Short problem:
Please transcribe the records precisely; pictures stay out of your copy.

Task data:
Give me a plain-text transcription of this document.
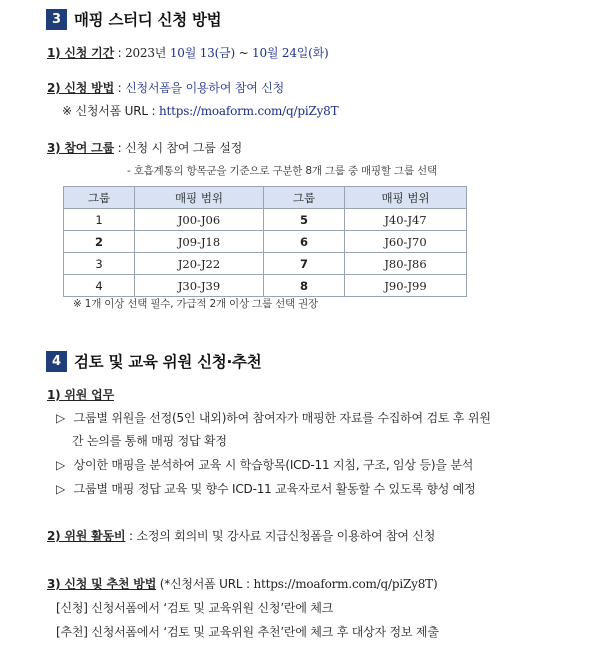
3 매핑 스터디 신청 방법
1) 신청 기간 : 2023년 10월 13(금) ~ 10월 24일(화)
2) 신청 방법 : 신청서폼을 이용하여 참여 신청
※ 신청서폼 URL : https://moaform.com/q/piZy8T
3) 참여 그룹 : 신청 시 참여 그룹 설정
- 호흡계통의 항목군을 기준으로 구분한 8개 그룹 중 매핑할 그룹 선택
그룹	매핑 범위	그룹	매핑 범위
1	J00-J06	5	J40-J47
2	J09-J18	6	J60-J70
3	J20-J22	7	J80-J86
4	J30-J39	8	J90-J99
※ 1개 이상 선택 필수, 가급적 2개 이상 그룹 선택 권장
4 검토 및 교육 위원 신청·추천
1) 위원 업무
▷ 그룹별 위원을 선정(5인 내외)하여 참여자가 매핑한 자료를 수집하여 검토 후 위원
간 논의를 통해 매핑 정답 확정
▷ 상이한 매핑을 분석하여 교육 시 학습항목(ICD-11 지침, 구조, 임상 등)을 분석
▷ 그룹별 매핑 정답 교육 및 향수 ICD-11 교육자로서 활동할 수 있도록 향성 예정
2) 위원 활동비 : 소정의 회의비 및 강사료 지급신청폼을 이용하여 참여 신청
3) 신청 및 추천 방법 (*신청서폼 URL : https://moaform.com/q/piZy8T)
[신청] 신청서폼에서 ‘검토 및 교육위원 신청’란에 체크
[추천] 신청서폼에서 ‘검토 및 교육위원 추천’란에 체크 후 대상자 정보 제출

Expected answer:
Give me a plain-text transcription of this document.
3 매핑 스터디 신청 방법
1) 신청 기간 : 2023년 10월 13(금) ~ 10월 24일(화)
2) 신청 방법 : 신청서폼을 이용하여 참여 신청
※ 신청서폼 URL : https://moaform.com/q/piZy8T
3) 참여 그룹 : 신청 시 참여 그룹 설정
- 호흡계통의 항목군을 기준으로 구분한 8개 그룹 중 매핑할 그룹 선택
그룹	매핑 범위	그룹	매핑 범위
1	J00-J06	5	J40-J47
2	J09-J18	6	J60-J70
3	J20-J22	7	J80-J86
4	J30-J39	8	J90-J99
※ 1개 이상 선택 필수, 가급적 2개 이상 그룹 선택 권장
4 검토 및 교육 위원 신청·추천
1) 위원 업무
▷ 그룹별 위원을 선정(5인 내외)하여 참여자가 매핑한 자료를 수집하여 검토 후 위원
간 논의를 통해 매핑 정답 확정
▷ 상이한 매핑을 분석하여 교육 시 학습항목(ICD-11 지침, 구조, 임상 등)을 분석
▷ 그룹별 매핑 정답 교육 및 향수 ICD-11 교육자로서 활동할 수 있도록 향성 예정
2) 위원 활동비 : 소정의 회의비 및 강사료 지급신청폼을 이용하여 참여 신청
3) 신청 및 추천 방법 (*신청서폼 URL : https://moaform.com/q/piZy8T)
[신청] 신청서폼에서 ‘검토 및 교육위원 신청’란에 체크
[추천] 신청서폼에서 ‘검토 및 교육위원 추천’란에 체크 후 대상자 정보 제출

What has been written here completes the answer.